Exactly repeat the material, dropping every picture from the copy.
— BEGIN Stored data —
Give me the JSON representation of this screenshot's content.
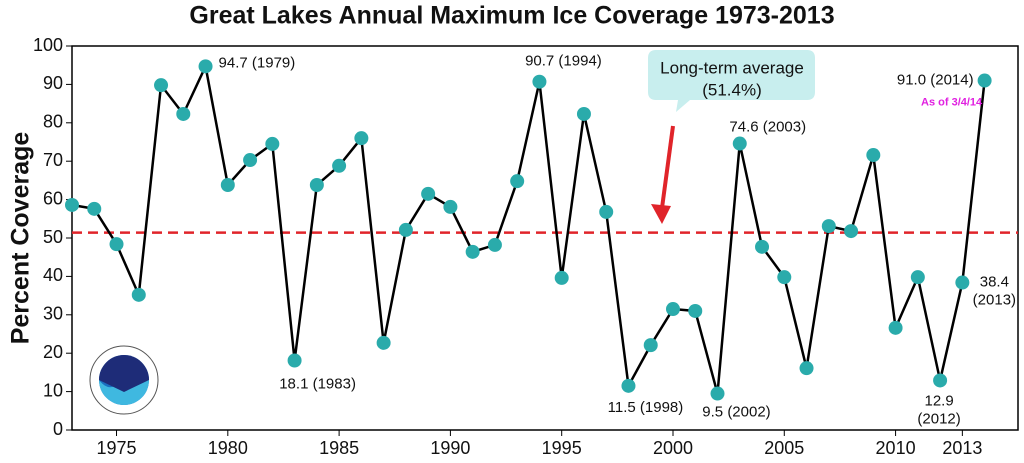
{
  "chart_data": {
    "type": "line",
    "title": "Great Lakes Annual Maximum Ice Coverage 1973-2013",
    "y_label": "Percent Coverage",
    "x": [
      1973,
      1974,
      1975,
      1976,
      1977,
      1978,
      1979,
      1980,
      1981,
      1982,
      1983,
      1984,
      1985,
      1986,
      1987,
      1988,
      1989,
      1990,
      1991,
      1992,
      1993,
      1994,
      1995,
      1996,
      1997,
      1998,
      1999,
      2000,
      2001,
      2002,
      2003,
      2004,
      2005,
      2006,
      2007,
      2008,
      2009,
      2010,
      2011,
      2012,
      2013,
      2014
    ],
    "series": [
      {
        "name": "Maximum Ice Coverage",
        "color": "#2aabab",
        "line_color": "#000000",
        "values": [
          58.6,
          57.6,
          48.4,
          35.2,
          89.8,
          82.3,
          94.7,
          63.8,
          70.3,
          74.5,
          18.1,
          63.8,
          68.8,
          76.0,
          22.7,
          52.1,
          61.5,
          58.1,
          46.4,
          48.2,
          64.8,
          90.7,
          39.6,
          82.3,
          56.8,
          11.5,
          22.1,
          31.5,
          31.0,
          9.5,
          74.6,
          47.7,
          39.8,
          16.1,
          53.1,
          51.8,
          71.6,
          26.6,
          39.8,
          12.9,
          38.4,
          91.0
        ],
        "value_labels": [
          null,
          null,
          null,
          null,
          null,
          null,
          "94.7 (1979)",
          null,
          null,
          null,
          "18.1 (1983)",
          null,
          null,
          null,
          null,
          null,
          null,
          null,
          null,
          null,
          null,
          "90.7 (1994)",
          null,
          null,
          null,
          "11.5 (1998)",
          null,
          null,
          null,
          "9.5 (2002)",
          "74.6 (2003)",
          null,
          null,
          null,
          null,
          null,
          null,
          null,
          null,
          "12.9 (2012)",
          "38.4 (2013)",
          "91.0 (2014)"
        ]
      }
    ],
    "xlim": [
      1973,
      2015.5
    ],
    "xticks": [
      1975,
      1980,
      1985,
      1990,
      1995,
      2000,
      2005,
      2010,
      2013
    ],
    "ylim": [
      0,
      100
    ],
    "yticks": [
      0,
      10,
      20,
      30,
      40,
      50,
      60,
      70,
      80,
      90,
      100
    ],
    "reference_line": {
      "value": 51.4,
      "name": "Long-term average",
      "label": "(51.4%)",
      "color": "#e0242a"
    },
    "note": "As of 3/4/14",
    "note_color": "#e020e0"
  }
}
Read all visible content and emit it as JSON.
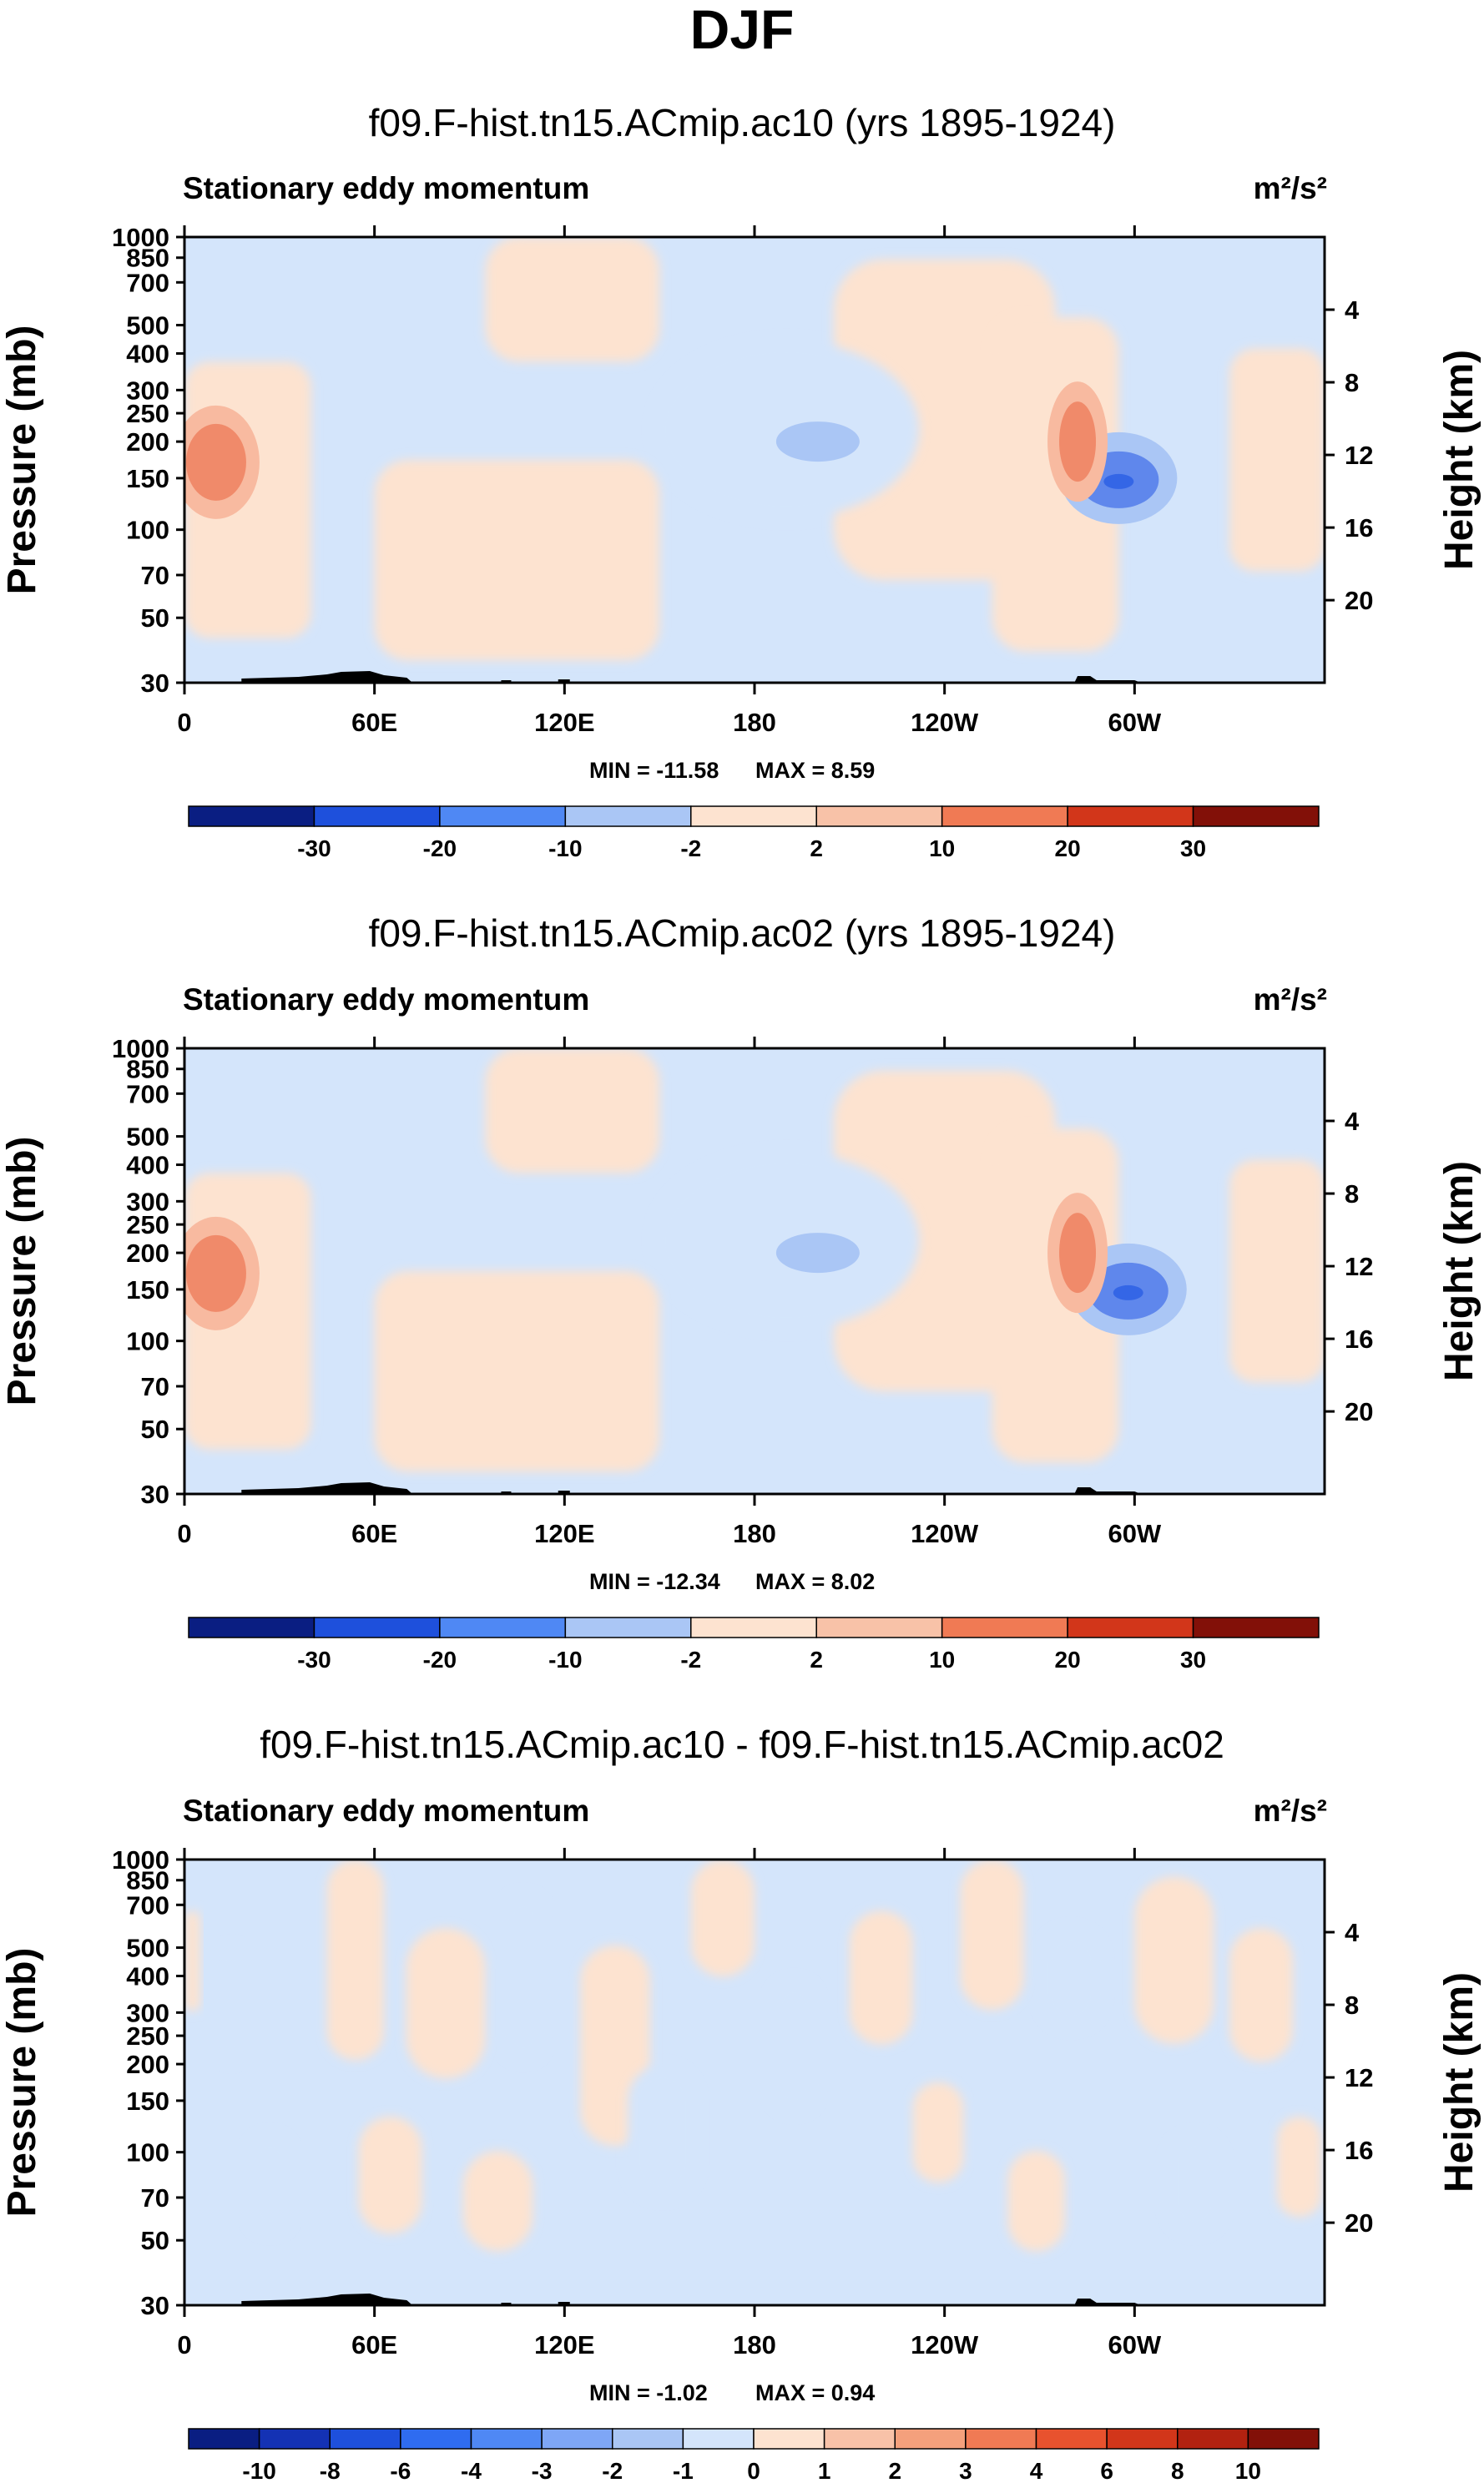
{
  "figure": {
    "title": "DJF",
    "colors": {
      "background": "#ffffff",
      "light_blue": "#d4e5fb",
      "mid_blue": "#aac6f5",
      "deep_blue": "#5f87ec",
      "core_blue": "#3466e6",
      "light_orange": "#fde3d0",
      "mid_orange": "#f8baa0",
      "deep_orange": "#f08a6a",
      "topography": "#000000"
    }
  },
  "chart_data": [
    {
      "type": "heatmap",
      "title": "f09.F-hist.tn15.ACmip.ac10 (yrs 1895-1924)",
      "left_string": "Stationary eddy momentum",
      "units": "m²/s²",
      "ylabel": "Pressure (mb)",
      "ylabel_right": "Height (km)",
      "x_ticks": [
        "0",
        "60E",
        "120E",
        "180",
        "120W",
        "60W"
      ],
      "y_ticks": [
        "30",
        "50",
        "70",
        "100",
        "150",
        "200",
        "250",
        "300",
        "400",
        "500",
        "700",
        "850",
        "1000"
      ],
      "y_right_ticks": [
        "20",
        "16",
        "12",
        "8",
        "4"
      ],
      "xlim_deg_east": [
        0,
        360
      ],
      "ylim_mb": [
        1000,
        30
      ],
      "min_label": "MIN = -11.58",
      "max_label": "MAX =  8.59",
      "min": -11.58,
      "max": 8.59,
      "colorbar_labels": [
        "-30",
        "-20",
        "-10",
        "-2",
        "2",
        "10",
        "20",
        "30"
      ],
      "features": [
        {
          "name": "negative core 60W 150mb",
          "lon": 295,
          "p": 150,
          "value": -11.58
        },
        {
          "name": "negative area 160W 200mb",
          "lon": 200,
          "p": 200,
          "value": -4
        },
        {
          "name": "positive area 10E 170mb",
          "lon": 10,
          "p": 170,
          "value": 5
        },
        {
          "name": "positive area 80W 200mb",
          "lon": 282,
          "p": 200,
          "value": 8.59
        }
      ]
    },
    {
      "type": "heatmap",
      "title": "f09.F-hist.tn15.ACmip.ac02 (yrs 1895-1924)",
      "left_string": "Stationary eddy momentum",
      "units": "m²/s²",
      "ylabel": "Pressure (mb)",
      "ylabel_right": "Height (km)",
      "x_ticks": [
        "0",
        "60E",
        "120E",
        "180",
        "120W",
        "60W"
      ],
      "y_ticks": [
        "30",
        "50",
        "70",
        "100",
        "150",
        "200",
        "250",
        "300",
        "400",
        "500",
        "700",
        "850",
        "1000"
      ],
      "y_right_ticks": [
        "20",
        "16",
        "12",
        "8",
        "4"
      ],
      "xlim_deg_east": [
        0,
        360
      ],
      "ylim_mb": [
        1000,
        30
      ],
      "min_label": "MIN = -12.34",
      "max_label": "MAX =  8.02",
      "min": -12.34,
      "max": 8.02,
      "colorbar_labels": [
        "-30",
        "-20",
        "-10",
        "-2",
        "2",
        "10",
        "20",
        "30"
      ],
      "features": [
        {
          "name": "negative core 60W 150mb",
          "lon": 298,
          "p": 150,
          "value": -12.34
        },
        {
          "name": "negative area 160W 200mb",
          "lon": 200,
          "p": 200,
          "value": -4
        },
        {
          "name": "positive area 10E 170mb",
          "lon": 10,
          "p": 170,
          "value": 6
        },
        {
          "name": "positive area 80W 200mb",
          "lon": 282,
          "p": 200,
          "value": 8.02
        }
      ]
    },
    {
      "type": "heatmap",
      "title": "f09.F-hist.tn15.ACmip.ac10 - f09.F-hist.tn15.ACmip.ac02",
      "left_string": "Stationary eddy momentum",
      "units": "m²/s²",
      "ylabel": "Pressure (mb)",
      "ylabel_right": "Height (km)",
      "x_ticks": [
        "0",
        "60E",
        "120E",
        "180",
        "120W",
        "60W"
      ],
      "y_ticks": [
        "30",
        "50",
        "70",
        "100",
        "150",
        "200",
        "250",
        "300",
        "400",
        "500",
        "700",
        "850",
        "1000"
      ],
      "y_right_ticks": [
        "20",
        "16",
        "12",
        "8",
        "4"
      ],
      "xlim_deg_east": [
        0,
        360
      ],
      "ylim_mb": [
        1000,
        30
      ],
      "min_label": "MIN =  -1.02",
      "max_label": "MAX =  0.94",
      "min": -1.02,
      "max": 0.94,
      "colorbar_labels": [
        "-10",
        "-8",
        "-6",
        "-4",
        "-3",
        "-2",
        "-1",
        "0",
        "1",
        "2",
        "3",
        "4",
        "6",
        "8",
        "10"
      ],
      "features": []
    }
  ]
}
— END Stored data —
## Task response
Give me the JSON representation of this screenshot's content.
{
  "chart_data": {
    "type": "line",
    "title": "Great Lakes Annual Maximum Ice Coverage 1973-2013",
    "y_label": "Percent Coverage",
    "x": [
      1973,
      1974,
      1975,
      1976,
      1977,
      1978,
      1979,
      1980,
      1981,
      1982,
      1983,
      1984,
      1985,
      1986,
      1987,
      1988,
      1989,
      1990,
      1991,
      1992,
      1993,
      1994,
      1995,
      1996,
      1997,
      1998,
      1999,
      2000,
      2001,
      2002,
      2003,
      2004,
      2005,
      2006,
      2007,
      2008,
      2009,
      2010,
      2011,
      2012,
      2013,
      2014
    ],
    "series": [
      {
        "name": "Maximum Ice Coverage",
        "color": "#2aabab",
        "line_color": "#000000",
        "values": [
          58.6,
          57.6,
          48.4,
          35.2,
          89.8,
          82.3,
          94.7,
          63.8,
          70.3,
          74.5,
          18.1,
          63.8,
          68.8,
          76.0,
          22.7,
          52.1,
          61.5,
          58.1,
          46.4,
          48.2,
          64.8,
          90.7,
          39.6,
          82.3,
          56.8,
          11.5,
          22.1,
          31.5,
          31.0,
          9.5,
          74.6,
          47.7,
          39.8,
          16.1,
          53.1,
          51.8,
          71.6,
          26.6,
          39.8,
          12.9,
          38.4,
          91.0
        ],
        "value_labels": [
          null,
          null,
          null,
          null,
          null,
          null,
          "94.7 (1979)",
          null,
          null,
          null,
          "18.1 (1983)",
          null,
          null,
          null,
          null,
          null,
          null,
          null,
          null,
          null,
          null,
          "90.7 (1994)",
          null,
          null,
          null,
          "11.5 (1998)",
          null,
          null,
          null,
          "9.5 (2002)",
          "74.6 (2003)",
          null,
          null,
          null,
          null,
          null,
          null,
          null,
          null,
          "12.9 (2012)",
          "38.4 (2013)",
          "91.0 (2014)"
        ]
      }
    ],
    "xlim": [
      1973,
      2015.5
    ],
    "xticks": [
      1975,
      1980,
      1985,
      1990,
      1995,
      2000,
      2005,
      2010,
      2013
    ],
    "ylim": [
      0,
      100
    ],
    "yticks": [
      0,
      10,
      20,
      30,
      40,
      50,
      60,
      70,
      80,
      90,
      100
    ],
    "reference_line": {
      "value": 51.4,
      "name": "Long-term average",
      "label": "(51.4%)",
      "color": "#e0242a"
    },
    "note": "As of 3/4/14",
    "note_color": "#e020e0"
  }
}
Read all visible content and emit it as JSON.
{
  "figure": {
    "title": "DJF",
    "colors": {
      "background": "#ffffff",
      "light_blue": "#d4e5fb",
      "mid_blue": "#aac6f5",
      "deep_blue": "#5f87ec",
      "core_blue": "#3466e6",
      "light_orange": "#fde3d0",
      "mid_orange": "#f8baa0",
      "deep_orange": "#f08a6a",
      "topography": "#000000"
    }
  },
  "chart_data": [
    {
      "type": "heatmap",
      "title": "f09.F-hist.tn15.ACmip.ac10 (yrs 1895-1924)",
      "left_string": "Stationary eddy momentum",
      "units": "m²/s²",
      "ylabel": "Pressure (mb)",
      "ylabel_right": "Height (km)",
      "x_ticks": [
        "0",
        "60E",
        "120E",
        "180",
        "120W",
        "60W"
      ],
      "y_ticks": [
        "30",
        "50",
        "70",
        "100",
        "150",
        "200",
        "250",
        "300",
        "400",
        "500",
        "700",
        "850",
        "1000"
      ],
      "y_right_ticks": [
        "20",
        "16",
        "12",
        "8",
        "4"
      ],
      "xlim_deg_east": [
        0,
        360
      ],
      "ylim_mb": [
        1000,
        30
      ],
      "min_label": "MIN = -11.58",
      "max_label": "MAX =  8.59",
      "min": -11.58,
      "max": 8.59,
      "colorbar_labels": [
        "-30",
        "-20",
        "-10",
        "-2",
        "2",
        "10",
        "20",
        "30"
      ],
      "features": [
        {
          "name": "negative core 60W 150mb",
          "lon": 295,
          "p": 150,
          "value": -11.58
        },
        {
          "name": "negative area 160W 200mb",
          "lon": 200,
          "p": 200,
          "value": -4
        },
        {
          "name": "positive area 10E 170mb",
          "lon": 10,
          "p": 170,
          "value": 5
        },
        {
          "name": "positive area 80W 200mb",
          "lon": 282,
          "p": 200,
          "value": 8.59
        }
      ]
    },
    {
      "type": "heatmap",
      "title": "f09.F-hist.tn15.ACmip.ac02 (yrs 1895-1924)",
      "left_string": "Stationary eddy momentum",
      "units": "m²/s²",
      "ylabel": "Pressure (mb)",
      "ylabel_right": "Height (km)",
      "x_ticks": [
        "0",
        "60E",
        "120E",
        "180",
        "120W",
        "60W"
      ],
      "y_ticks": [
        "30",
        "50",
        "70",
        "100",
        "150",
        "200",
        "250",
        "300",
        "400",
        "500",
        "700",
        "850",
        "1000"
      ],
      "y_right_ticks": [
        "20",
        "16",
        "12",
        "8",
        "4"
      ],
      "xlim_deg_east": [
        0,
        360
      ],
      "ylim_mb": [
        1000,
        30
      ],
      "min_label": "MIN = -12.34",
      "max_label": "MAX =  8.02",
      "min": -12.34,
      "max": 8.02,
      "colorbar_labels": [
        "-30",
        "-20",
        "-10",
        "-2",
        "2",
        "10",
        "20",
        "30"
      ],
      "features": [
        {
          "name": "negative core 60W 150mb",
          "lon": 298,
          "p": 150,
          "value": -12.34
        },
        {
          "name": "negative area 160W 200mb",
          "lon": 200,
          "p": 200,
          "value": -4
        },
        {
          "name": "positive area 10E 170mb",
          "lon": 10,
          "p": 170,
          "value": 6
        },
        {
          "name": "positive area 80W 200mb",
          "lon": 282,
          "p": 200,
          "value": 8.02
        }
      ]
    },
    {
      "type": "heatmap",
      "title": "f09.F-hist.tn15.ACmip.ac10 - f09.F-hist.tn15.ACmip.ac02",
      "left_string": "Stationary eddy momentum",
      "units": "m²/s²",
      "ylabel": "Pressure (mb)",
      "ylabel_right": "Height (km)",
      "x_ticks": [
        "0",
        "60E",
        "120E",
        "180",
        "120W",
        "60W"
      ],
      "y_ticks": [
        "30",
        "50",
        "70",
        "100",
        "150",
        "200",
        "250",
        "300",
        "400",
        "500",
        "700",
        "850",
        "1000"
      ],
      "y_right_ticks": [
        "20",
        "16",
        "12",
        "8",
        "4"
      ],
      "xlim_deg_east": [
        0,
        360
      ],
      "ylim_mb": [
        1000,
        30
      ],
      "min_label": "MIN =  -1.02",
      "max_label": "MAX =  0.94",
      "min": -1.02,
      "max": 0.94,
      "colorbar_labels": [
        "-10",
        "-8",
        "-6",
        "-4",
        "-3",
        "-2",
        "-1",
        "0",
        "1",
        "2",
        "3",
        "4",
        "6",
        "8",
        "10"
      ],
      "features": []
    }
  ]
}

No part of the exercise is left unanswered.